▸ MATERIAL PROVIDED

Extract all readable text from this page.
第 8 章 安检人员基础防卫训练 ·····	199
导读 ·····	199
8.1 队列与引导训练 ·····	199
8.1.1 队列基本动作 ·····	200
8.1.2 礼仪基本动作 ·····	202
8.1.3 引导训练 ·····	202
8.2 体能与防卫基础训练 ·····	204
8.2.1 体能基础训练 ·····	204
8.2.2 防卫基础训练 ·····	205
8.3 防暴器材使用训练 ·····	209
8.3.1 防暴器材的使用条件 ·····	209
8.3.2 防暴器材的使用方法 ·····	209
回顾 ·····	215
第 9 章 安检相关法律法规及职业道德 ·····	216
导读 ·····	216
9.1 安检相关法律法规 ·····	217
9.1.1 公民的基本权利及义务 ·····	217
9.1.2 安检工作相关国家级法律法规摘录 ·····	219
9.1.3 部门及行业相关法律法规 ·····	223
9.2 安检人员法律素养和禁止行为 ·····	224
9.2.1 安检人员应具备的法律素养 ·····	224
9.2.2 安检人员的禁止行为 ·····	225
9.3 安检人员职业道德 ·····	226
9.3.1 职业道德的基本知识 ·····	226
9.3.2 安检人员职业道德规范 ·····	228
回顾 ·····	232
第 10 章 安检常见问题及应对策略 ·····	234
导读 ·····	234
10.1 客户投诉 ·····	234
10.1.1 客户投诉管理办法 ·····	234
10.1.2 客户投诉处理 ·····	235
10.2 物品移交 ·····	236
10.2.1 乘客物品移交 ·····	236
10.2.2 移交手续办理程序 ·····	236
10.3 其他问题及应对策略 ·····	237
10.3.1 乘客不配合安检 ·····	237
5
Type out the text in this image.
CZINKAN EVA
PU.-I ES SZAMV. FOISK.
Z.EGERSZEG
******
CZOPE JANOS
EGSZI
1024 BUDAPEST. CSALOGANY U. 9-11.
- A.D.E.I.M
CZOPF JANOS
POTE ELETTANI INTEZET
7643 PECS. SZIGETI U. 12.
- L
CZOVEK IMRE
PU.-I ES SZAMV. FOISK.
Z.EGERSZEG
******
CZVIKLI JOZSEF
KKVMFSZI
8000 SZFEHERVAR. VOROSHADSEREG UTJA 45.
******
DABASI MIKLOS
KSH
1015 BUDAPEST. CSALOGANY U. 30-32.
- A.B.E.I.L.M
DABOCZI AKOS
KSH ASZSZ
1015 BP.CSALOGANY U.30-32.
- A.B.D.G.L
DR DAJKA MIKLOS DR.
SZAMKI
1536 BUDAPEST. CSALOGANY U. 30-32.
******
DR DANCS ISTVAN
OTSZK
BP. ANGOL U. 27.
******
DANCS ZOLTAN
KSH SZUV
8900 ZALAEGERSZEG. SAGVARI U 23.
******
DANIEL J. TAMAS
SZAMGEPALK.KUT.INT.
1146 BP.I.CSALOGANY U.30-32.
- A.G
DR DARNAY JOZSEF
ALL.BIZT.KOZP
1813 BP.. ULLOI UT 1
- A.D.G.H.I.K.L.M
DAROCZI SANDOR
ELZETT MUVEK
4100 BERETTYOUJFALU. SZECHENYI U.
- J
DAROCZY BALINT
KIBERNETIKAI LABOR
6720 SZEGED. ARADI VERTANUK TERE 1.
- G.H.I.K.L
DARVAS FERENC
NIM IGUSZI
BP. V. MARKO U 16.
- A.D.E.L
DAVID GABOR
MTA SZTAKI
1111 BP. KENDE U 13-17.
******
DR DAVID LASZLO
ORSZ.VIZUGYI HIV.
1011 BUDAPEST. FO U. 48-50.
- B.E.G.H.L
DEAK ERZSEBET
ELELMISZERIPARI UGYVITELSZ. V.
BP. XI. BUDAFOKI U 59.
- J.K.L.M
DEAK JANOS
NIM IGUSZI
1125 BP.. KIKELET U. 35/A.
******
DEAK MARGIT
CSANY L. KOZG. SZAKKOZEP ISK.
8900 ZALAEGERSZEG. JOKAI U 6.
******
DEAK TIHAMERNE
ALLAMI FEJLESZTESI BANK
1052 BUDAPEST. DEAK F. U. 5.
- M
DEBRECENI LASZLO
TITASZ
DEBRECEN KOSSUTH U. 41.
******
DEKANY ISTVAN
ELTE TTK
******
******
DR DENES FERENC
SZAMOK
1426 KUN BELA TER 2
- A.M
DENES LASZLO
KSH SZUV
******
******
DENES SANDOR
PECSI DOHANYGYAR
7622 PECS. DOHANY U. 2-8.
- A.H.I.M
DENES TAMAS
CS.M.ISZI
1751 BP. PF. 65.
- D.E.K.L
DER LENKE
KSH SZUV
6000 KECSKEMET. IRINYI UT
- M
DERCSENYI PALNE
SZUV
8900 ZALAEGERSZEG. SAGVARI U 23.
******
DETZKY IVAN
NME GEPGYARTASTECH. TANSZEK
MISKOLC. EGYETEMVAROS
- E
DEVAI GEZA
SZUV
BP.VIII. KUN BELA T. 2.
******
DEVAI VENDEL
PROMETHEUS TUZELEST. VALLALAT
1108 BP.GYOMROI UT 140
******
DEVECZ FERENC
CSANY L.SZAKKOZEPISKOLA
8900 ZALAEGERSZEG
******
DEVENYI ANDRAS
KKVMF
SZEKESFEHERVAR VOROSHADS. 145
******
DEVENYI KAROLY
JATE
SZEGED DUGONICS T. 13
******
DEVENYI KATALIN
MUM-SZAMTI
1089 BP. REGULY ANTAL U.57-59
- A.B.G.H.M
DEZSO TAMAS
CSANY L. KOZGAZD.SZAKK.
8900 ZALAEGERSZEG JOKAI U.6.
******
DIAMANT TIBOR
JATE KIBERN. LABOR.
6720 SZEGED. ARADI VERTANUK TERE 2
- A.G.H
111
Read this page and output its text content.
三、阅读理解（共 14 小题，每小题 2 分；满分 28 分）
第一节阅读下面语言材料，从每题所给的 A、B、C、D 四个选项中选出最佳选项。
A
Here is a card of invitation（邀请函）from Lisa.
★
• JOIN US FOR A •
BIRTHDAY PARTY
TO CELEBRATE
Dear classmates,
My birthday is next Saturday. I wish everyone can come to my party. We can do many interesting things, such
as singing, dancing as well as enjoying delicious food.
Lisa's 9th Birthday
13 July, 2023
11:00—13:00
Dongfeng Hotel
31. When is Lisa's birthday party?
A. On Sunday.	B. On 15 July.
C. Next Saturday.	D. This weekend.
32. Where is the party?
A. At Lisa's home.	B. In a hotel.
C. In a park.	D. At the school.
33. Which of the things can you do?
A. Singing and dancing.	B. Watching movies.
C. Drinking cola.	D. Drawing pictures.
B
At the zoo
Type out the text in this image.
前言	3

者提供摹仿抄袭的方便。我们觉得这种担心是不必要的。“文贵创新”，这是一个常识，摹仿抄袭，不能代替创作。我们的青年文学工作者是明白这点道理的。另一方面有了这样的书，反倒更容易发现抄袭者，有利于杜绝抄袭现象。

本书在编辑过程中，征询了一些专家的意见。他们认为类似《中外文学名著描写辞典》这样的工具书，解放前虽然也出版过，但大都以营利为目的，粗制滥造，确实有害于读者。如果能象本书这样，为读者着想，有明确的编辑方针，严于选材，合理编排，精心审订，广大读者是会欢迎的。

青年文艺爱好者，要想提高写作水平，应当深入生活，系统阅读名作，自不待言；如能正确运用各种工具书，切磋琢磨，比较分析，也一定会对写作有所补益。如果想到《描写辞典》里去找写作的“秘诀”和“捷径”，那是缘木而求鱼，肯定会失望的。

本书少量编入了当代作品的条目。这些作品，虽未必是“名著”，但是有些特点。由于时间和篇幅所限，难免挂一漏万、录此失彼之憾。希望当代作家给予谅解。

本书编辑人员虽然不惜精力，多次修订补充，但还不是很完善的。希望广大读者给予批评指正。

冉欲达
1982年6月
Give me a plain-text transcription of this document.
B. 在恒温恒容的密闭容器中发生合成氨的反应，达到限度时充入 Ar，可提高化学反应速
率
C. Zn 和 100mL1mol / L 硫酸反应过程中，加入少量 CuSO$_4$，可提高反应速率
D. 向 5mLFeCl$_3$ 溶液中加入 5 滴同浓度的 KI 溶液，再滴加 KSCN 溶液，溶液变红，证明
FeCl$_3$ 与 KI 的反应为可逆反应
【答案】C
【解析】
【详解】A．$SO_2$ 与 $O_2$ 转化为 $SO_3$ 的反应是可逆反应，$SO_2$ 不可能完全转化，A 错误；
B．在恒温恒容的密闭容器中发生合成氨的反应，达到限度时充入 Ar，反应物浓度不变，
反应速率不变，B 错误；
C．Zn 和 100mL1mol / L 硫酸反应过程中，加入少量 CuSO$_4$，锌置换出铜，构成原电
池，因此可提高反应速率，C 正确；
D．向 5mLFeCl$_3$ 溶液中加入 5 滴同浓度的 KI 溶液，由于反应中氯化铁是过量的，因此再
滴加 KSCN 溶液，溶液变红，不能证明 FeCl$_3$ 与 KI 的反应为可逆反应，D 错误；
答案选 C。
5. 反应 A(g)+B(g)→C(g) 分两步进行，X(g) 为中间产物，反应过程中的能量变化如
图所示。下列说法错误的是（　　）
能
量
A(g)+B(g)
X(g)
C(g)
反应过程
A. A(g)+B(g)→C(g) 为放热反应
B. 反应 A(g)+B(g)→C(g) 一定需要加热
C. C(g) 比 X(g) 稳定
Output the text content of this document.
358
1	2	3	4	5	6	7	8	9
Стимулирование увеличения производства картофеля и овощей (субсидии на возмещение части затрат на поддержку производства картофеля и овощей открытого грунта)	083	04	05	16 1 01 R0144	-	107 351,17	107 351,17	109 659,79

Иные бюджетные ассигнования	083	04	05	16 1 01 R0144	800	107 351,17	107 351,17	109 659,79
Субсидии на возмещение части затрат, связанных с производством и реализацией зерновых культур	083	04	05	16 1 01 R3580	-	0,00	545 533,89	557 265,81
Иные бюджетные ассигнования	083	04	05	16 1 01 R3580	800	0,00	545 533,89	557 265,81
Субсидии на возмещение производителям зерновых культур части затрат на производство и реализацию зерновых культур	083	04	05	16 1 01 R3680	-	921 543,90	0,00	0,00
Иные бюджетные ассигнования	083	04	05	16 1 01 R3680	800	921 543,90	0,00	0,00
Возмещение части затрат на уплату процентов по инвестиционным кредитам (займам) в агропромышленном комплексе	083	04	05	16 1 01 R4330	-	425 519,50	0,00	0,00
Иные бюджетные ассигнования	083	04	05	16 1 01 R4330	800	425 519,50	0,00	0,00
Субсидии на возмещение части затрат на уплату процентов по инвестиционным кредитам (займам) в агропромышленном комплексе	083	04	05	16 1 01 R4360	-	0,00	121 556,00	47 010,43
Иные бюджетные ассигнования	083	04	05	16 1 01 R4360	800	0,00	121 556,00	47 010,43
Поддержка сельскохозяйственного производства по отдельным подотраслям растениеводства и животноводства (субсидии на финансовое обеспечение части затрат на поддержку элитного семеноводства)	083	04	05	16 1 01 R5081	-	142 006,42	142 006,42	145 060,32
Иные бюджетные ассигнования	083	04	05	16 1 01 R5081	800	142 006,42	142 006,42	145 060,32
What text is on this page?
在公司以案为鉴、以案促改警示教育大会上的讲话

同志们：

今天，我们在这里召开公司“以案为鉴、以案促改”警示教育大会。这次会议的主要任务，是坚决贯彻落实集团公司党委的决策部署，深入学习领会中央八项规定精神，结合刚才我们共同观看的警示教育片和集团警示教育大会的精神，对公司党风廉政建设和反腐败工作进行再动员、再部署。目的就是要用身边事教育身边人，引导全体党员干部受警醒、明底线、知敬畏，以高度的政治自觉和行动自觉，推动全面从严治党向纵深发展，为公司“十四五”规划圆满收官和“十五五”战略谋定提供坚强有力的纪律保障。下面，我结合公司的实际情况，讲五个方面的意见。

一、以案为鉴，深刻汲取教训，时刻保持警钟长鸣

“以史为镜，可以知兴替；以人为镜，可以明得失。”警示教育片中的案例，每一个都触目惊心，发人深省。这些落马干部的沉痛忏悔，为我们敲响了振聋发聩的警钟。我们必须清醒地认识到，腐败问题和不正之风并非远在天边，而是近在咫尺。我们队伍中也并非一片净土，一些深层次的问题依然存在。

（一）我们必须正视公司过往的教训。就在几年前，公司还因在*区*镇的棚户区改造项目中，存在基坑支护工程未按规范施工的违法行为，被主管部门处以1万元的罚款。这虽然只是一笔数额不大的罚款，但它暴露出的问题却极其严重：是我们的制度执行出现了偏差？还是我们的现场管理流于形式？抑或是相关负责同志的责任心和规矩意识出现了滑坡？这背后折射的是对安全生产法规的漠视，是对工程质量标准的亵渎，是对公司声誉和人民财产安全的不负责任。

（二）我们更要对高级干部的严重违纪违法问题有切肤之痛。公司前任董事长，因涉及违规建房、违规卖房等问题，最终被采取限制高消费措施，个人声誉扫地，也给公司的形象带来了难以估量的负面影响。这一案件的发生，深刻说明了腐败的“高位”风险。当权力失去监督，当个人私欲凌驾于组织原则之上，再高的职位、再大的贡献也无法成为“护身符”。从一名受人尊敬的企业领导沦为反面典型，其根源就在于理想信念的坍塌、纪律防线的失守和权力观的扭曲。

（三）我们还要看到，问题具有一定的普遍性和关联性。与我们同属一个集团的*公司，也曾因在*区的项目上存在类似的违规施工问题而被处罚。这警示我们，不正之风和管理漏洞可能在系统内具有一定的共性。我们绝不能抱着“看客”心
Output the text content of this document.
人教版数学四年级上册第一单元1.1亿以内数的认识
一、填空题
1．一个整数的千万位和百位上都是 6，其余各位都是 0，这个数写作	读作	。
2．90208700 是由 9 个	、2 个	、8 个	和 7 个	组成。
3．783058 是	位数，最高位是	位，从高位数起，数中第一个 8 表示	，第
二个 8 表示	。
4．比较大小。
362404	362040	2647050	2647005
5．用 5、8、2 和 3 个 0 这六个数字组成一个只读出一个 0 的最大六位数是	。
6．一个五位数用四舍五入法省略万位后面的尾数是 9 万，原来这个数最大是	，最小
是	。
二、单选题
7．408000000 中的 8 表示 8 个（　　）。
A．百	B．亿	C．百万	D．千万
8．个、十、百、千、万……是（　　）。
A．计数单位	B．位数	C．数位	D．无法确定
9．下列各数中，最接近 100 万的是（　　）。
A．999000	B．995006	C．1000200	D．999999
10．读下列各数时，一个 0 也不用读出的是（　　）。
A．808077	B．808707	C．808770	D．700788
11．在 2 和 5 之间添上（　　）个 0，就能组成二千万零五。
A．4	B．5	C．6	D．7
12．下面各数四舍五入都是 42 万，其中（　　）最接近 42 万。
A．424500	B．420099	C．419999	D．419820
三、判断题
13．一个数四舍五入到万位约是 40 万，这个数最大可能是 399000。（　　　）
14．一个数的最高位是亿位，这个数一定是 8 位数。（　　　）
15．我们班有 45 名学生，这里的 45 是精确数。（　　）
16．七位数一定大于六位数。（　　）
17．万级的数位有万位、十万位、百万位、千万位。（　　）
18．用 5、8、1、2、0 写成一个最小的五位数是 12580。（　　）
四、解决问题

▸ TASK PROMPT
Pull every line containing "зерновых" out of the data above.

▸ WRITTEN REPLY
Субсидии на возмещение части затрат, связанных с производством и реализацией зерновых культур	083	04	05	16 1 01 R3580	-	0,00	545 533,89	557 265,81
Субсидии на возмещение производителям зерновых культур части затрат на производство и реализацию зерновых культур	083	04	05	16 1 01 R3680	-	921 543,90	0,00	0,00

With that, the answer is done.